⟨
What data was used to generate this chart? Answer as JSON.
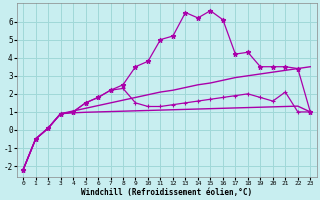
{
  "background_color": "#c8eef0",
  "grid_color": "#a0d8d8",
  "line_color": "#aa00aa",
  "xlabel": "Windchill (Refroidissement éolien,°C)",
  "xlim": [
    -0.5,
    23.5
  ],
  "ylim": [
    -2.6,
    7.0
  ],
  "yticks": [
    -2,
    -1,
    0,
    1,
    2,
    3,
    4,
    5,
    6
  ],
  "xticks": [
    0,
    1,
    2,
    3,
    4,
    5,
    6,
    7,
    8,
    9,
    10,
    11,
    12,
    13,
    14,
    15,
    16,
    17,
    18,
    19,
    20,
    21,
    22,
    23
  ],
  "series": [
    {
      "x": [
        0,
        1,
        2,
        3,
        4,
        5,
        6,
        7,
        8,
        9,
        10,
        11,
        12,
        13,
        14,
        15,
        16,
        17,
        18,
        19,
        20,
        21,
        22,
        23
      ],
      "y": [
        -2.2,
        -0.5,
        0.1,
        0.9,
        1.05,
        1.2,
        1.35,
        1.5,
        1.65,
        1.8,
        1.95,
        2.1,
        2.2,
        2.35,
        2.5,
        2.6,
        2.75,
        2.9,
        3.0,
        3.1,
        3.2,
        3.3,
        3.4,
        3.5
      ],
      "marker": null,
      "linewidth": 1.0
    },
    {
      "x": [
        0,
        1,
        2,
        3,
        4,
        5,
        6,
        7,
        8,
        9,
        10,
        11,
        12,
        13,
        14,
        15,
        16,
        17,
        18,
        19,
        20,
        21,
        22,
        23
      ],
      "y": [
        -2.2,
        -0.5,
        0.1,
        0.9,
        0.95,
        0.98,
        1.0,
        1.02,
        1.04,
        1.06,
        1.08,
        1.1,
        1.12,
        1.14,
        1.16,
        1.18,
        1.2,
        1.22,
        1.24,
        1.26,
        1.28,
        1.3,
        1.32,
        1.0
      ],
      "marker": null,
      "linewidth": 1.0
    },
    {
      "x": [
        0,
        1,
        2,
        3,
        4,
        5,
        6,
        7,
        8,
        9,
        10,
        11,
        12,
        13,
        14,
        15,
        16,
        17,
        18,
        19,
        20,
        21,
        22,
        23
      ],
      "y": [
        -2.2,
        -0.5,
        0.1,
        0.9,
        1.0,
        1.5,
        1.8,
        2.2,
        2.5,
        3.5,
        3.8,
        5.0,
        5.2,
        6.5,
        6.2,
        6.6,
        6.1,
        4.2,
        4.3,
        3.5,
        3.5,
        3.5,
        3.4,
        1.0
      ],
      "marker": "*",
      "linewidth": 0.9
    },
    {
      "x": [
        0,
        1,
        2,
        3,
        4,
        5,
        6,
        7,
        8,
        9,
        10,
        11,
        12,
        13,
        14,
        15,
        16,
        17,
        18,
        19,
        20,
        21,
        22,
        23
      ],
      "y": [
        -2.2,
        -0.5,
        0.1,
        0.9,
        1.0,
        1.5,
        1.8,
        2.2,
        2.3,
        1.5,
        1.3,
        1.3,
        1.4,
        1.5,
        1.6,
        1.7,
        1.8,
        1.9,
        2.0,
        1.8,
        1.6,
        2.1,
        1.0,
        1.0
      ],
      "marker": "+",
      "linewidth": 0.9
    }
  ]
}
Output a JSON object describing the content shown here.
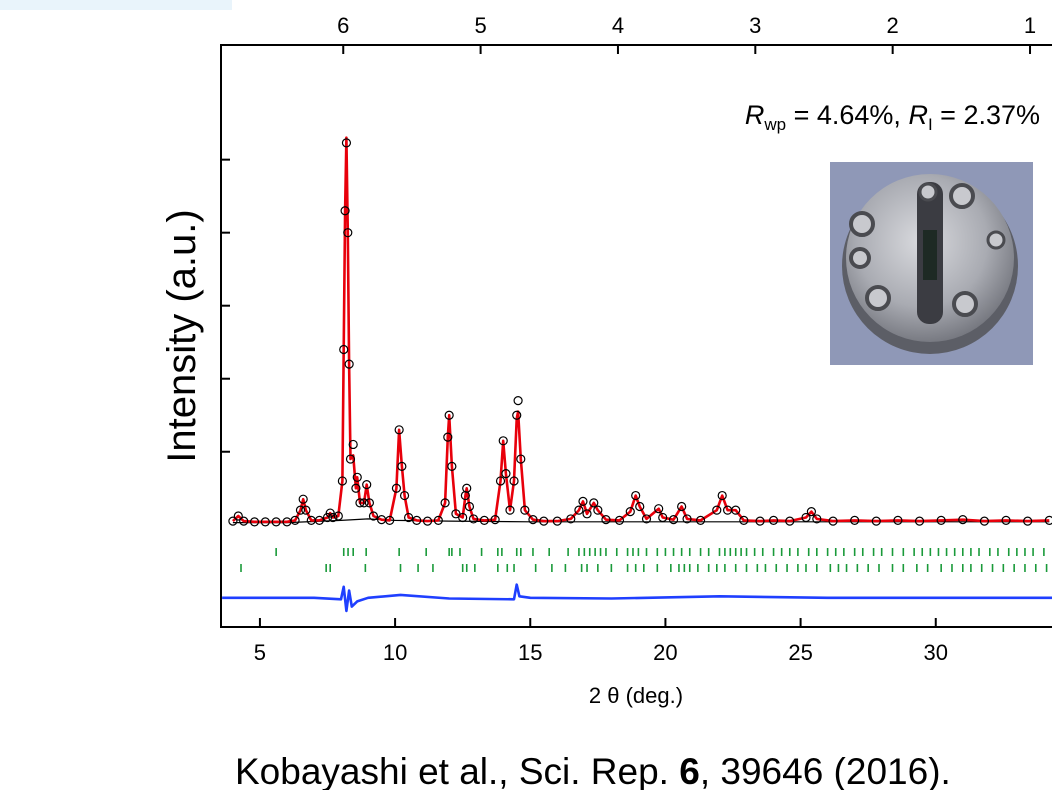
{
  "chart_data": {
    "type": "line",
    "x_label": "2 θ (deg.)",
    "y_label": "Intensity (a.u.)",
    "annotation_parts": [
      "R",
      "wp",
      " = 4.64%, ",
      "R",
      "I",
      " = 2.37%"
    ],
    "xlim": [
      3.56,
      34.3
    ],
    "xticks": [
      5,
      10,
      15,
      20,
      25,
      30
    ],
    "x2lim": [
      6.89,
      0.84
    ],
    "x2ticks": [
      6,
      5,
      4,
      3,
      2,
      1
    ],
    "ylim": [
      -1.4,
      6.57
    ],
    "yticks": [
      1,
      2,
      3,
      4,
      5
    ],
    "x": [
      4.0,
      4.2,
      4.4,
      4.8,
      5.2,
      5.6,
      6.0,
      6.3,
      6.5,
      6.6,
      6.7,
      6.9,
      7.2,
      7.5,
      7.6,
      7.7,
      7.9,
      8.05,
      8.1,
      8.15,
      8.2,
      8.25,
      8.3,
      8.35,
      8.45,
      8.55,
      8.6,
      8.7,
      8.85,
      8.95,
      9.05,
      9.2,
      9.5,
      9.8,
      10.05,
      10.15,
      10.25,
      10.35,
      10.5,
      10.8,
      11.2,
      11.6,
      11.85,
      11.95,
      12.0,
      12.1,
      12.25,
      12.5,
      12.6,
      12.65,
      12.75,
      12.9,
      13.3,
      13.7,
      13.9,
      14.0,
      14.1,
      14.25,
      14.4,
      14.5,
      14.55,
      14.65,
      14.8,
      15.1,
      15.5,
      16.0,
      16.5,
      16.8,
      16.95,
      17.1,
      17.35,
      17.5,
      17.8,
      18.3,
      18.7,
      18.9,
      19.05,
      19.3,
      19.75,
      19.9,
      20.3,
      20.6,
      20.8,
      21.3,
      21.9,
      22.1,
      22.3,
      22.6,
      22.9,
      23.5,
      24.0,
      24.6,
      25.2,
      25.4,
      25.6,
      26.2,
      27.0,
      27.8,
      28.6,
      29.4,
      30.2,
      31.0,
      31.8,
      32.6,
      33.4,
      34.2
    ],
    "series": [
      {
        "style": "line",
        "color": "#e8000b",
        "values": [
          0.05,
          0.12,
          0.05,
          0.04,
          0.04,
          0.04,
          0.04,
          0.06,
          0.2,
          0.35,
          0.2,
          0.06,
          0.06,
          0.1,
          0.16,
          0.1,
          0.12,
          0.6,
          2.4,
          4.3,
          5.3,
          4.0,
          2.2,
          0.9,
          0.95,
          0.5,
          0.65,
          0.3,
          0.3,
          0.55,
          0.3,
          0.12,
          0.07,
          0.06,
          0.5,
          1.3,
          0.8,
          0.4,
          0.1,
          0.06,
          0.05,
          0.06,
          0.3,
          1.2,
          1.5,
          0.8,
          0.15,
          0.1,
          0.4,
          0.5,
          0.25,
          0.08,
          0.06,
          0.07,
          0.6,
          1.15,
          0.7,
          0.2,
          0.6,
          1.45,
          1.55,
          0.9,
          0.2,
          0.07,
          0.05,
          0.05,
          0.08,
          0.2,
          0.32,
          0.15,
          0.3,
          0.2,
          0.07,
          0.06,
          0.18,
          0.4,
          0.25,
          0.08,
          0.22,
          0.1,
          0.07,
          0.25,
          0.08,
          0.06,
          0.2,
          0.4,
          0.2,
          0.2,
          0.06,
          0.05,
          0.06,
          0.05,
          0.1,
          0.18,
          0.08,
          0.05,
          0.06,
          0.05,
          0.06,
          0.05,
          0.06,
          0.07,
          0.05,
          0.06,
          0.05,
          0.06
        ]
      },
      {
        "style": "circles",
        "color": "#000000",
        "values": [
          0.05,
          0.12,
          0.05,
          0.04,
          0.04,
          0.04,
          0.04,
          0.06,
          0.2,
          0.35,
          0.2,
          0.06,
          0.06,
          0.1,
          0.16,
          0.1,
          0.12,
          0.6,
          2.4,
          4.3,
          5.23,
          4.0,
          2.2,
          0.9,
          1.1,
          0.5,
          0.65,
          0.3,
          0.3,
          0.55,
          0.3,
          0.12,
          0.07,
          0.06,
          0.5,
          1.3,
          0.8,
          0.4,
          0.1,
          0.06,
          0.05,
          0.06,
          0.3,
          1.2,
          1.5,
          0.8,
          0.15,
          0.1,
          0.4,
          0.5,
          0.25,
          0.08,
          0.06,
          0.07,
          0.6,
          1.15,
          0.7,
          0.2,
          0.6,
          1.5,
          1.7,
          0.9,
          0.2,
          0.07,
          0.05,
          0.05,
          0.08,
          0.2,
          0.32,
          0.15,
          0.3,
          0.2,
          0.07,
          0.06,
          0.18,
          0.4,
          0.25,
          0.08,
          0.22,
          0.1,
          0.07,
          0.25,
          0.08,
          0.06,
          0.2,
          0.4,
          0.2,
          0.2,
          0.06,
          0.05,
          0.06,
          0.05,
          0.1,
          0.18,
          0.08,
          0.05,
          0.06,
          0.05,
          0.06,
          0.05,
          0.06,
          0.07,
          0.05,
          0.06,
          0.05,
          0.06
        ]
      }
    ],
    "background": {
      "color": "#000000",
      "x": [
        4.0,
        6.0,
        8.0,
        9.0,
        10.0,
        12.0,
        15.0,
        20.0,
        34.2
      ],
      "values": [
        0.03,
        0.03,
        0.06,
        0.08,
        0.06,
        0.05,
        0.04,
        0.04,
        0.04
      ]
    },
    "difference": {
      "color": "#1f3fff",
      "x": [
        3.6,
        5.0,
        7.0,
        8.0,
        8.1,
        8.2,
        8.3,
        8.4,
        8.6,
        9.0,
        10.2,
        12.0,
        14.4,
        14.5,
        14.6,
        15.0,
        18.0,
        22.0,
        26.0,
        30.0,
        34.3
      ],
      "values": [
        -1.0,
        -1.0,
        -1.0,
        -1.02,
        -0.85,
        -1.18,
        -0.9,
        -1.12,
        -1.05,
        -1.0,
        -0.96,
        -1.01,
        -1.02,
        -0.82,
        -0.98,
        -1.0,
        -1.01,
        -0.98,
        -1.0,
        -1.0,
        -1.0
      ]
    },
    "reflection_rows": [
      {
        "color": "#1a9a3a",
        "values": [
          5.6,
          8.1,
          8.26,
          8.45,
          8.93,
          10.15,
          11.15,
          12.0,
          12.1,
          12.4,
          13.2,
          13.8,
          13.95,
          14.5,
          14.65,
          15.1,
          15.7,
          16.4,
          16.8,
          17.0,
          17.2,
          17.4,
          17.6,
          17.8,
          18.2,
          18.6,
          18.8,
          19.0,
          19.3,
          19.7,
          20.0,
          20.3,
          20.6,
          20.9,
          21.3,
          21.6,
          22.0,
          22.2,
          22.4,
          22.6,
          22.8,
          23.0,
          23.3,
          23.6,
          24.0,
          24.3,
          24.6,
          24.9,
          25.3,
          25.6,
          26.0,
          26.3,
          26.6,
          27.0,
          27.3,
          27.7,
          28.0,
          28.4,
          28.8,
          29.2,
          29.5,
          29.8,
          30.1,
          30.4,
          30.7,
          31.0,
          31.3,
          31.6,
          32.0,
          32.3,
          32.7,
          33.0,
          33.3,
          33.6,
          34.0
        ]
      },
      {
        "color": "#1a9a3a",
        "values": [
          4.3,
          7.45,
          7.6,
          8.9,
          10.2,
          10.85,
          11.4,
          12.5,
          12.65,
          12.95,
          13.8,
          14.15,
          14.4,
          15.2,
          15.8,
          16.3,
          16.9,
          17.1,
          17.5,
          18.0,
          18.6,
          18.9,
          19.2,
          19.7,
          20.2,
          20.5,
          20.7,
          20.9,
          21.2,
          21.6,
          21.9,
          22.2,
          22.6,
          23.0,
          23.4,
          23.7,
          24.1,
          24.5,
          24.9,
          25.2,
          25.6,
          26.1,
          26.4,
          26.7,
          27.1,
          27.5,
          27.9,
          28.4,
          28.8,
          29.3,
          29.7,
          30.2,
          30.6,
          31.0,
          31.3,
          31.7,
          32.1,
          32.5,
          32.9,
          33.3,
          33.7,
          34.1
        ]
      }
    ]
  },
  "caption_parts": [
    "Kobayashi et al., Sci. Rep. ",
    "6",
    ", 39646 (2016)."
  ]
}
⟩
⟨
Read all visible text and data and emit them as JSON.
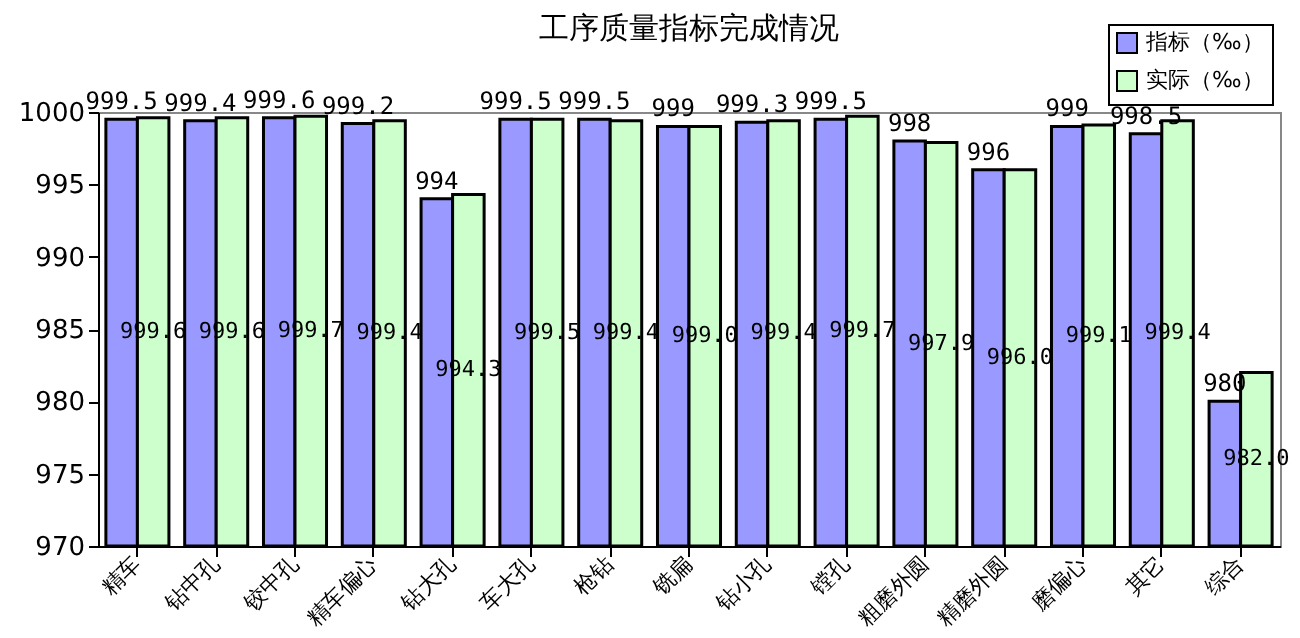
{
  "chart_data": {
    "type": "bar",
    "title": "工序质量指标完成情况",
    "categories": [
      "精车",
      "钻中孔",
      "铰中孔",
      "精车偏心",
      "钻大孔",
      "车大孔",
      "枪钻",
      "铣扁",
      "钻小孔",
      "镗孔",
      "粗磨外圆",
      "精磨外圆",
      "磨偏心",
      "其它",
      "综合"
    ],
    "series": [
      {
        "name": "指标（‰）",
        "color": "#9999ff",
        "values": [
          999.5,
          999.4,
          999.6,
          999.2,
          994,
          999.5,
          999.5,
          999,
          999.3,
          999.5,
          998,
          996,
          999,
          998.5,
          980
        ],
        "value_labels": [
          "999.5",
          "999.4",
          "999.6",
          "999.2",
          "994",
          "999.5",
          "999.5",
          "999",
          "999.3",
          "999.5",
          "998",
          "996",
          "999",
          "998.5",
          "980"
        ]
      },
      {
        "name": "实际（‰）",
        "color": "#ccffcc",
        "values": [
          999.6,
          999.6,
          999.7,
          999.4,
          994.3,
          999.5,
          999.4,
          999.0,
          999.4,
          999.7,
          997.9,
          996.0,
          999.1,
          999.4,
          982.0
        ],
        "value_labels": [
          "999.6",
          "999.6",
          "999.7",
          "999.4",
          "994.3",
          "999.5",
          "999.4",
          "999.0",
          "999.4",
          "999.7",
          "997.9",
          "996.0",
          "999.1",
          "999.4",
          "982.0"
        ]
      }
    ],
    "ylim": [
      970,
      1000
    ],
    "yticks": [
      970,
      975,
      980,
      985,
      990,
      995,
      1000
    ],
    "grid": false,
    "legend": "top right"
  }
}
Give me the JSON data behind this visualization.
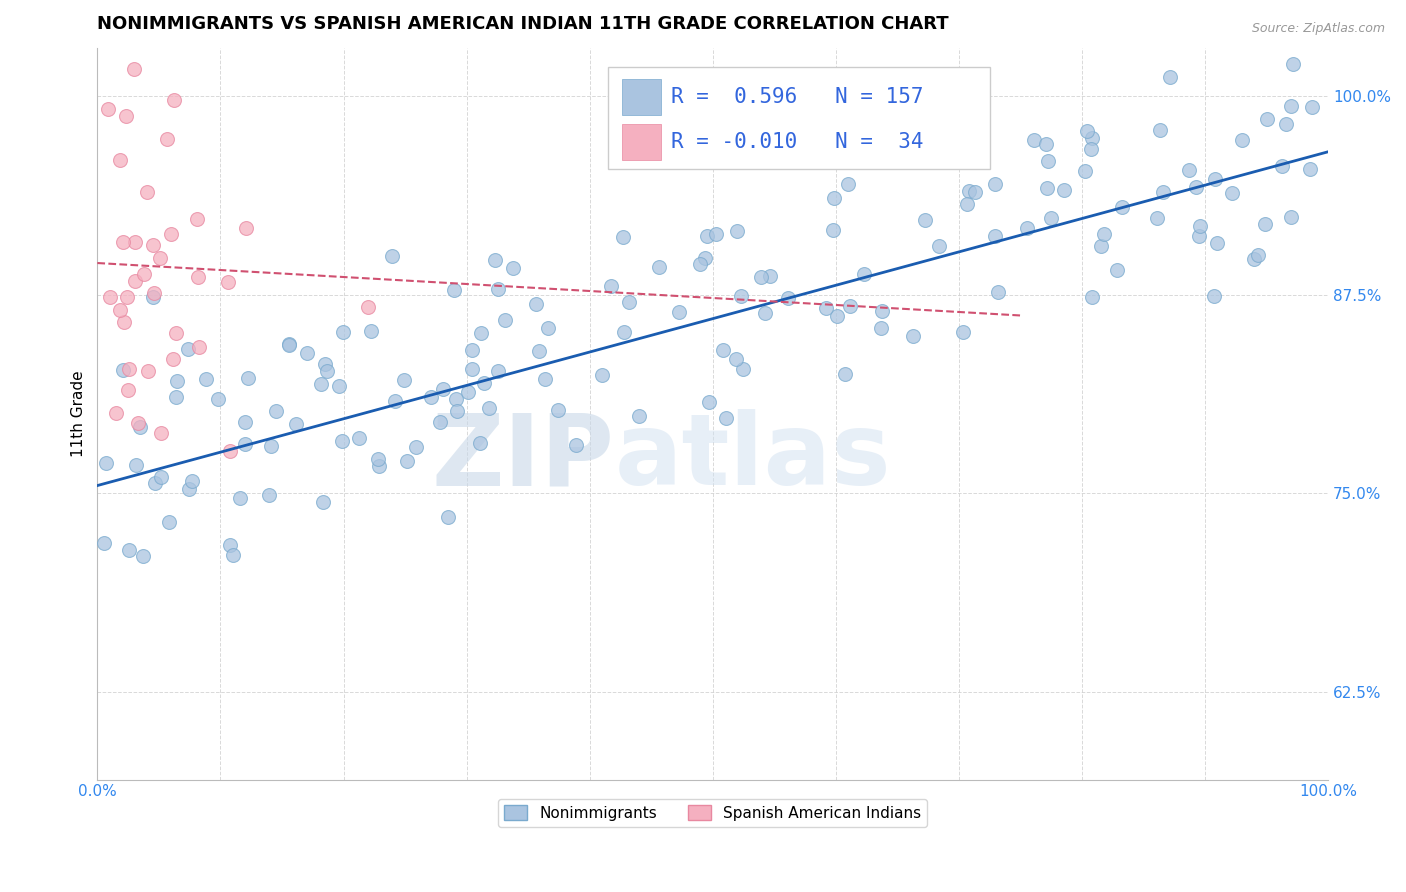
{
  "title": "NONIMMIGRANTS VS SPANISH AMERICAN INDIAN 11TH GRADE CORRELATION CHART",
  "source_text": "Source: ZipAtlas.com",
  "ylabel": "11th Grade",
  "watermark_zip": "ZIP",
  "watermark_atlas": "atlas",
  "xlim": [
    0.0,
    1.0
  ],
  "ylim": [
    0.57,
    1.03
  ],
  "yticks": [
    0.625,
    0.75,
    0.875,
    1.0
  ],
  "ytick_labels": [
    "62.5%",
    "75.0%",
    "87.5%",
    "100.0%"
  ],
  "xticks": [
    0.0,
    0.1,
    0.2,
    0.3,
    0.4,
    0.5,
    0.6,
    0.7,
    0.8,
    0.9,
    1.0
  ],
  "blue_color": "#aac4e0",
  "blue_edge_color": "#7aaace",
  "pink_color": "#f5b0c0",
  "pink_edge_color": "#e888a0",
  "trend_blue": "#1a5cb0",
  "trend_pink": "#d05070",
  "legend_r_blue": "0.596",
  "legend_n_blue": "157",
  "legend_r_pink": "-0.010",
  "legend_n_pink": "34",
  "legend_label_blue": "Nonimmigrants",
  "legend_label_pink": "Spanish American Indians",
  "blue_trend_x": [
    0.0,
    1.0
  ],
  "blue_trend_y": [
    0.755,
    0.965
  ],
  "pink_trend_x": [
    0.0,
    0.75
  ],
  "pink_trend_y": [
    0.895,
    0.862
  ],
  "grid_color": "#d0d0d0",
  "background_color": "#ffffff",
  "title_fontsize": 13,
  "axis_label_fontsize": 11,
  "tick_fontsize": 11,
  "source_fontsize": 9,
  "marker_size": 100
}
⟩
⟨
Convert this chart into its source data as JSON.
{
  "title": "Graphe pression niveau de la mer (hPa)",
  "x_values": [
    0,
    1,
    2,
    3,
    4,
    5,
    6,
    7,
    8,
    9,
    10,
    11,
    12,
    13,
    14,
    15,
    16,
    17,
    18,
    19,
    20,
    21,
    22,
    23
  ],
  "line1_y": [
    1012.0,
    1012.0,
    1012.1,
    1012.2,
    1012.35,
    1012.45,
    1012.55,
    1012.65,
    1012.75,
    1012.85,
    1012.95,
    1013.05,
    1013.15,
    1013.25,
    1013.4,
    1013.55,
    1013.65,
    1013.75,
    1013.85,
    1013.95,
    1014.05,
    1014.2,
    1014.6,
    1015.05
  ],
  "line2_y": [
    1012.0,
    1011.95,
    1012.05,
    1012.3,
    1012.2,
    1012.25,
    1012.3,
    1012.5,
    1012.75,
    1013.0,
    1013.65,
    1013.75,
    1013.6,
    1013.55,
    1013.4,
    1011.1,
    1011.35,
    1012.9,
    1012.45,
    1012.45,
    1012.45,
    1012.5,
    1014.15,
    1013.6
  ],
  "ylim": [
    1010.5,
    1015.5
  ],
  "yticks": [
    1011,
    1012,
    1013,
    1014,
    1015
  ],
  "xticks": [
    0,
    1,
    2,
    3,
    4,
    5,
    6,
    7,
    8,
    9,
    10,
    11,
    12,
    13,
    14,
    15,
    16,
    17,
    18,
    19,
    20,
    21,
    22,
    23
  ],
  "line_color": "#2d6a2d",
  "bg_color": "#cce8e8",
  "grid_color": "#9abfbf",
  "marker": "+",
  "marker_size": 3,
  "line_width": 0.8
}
⟩
Tally the lines above containing "JSON". Answer with the count only.

Final result: 5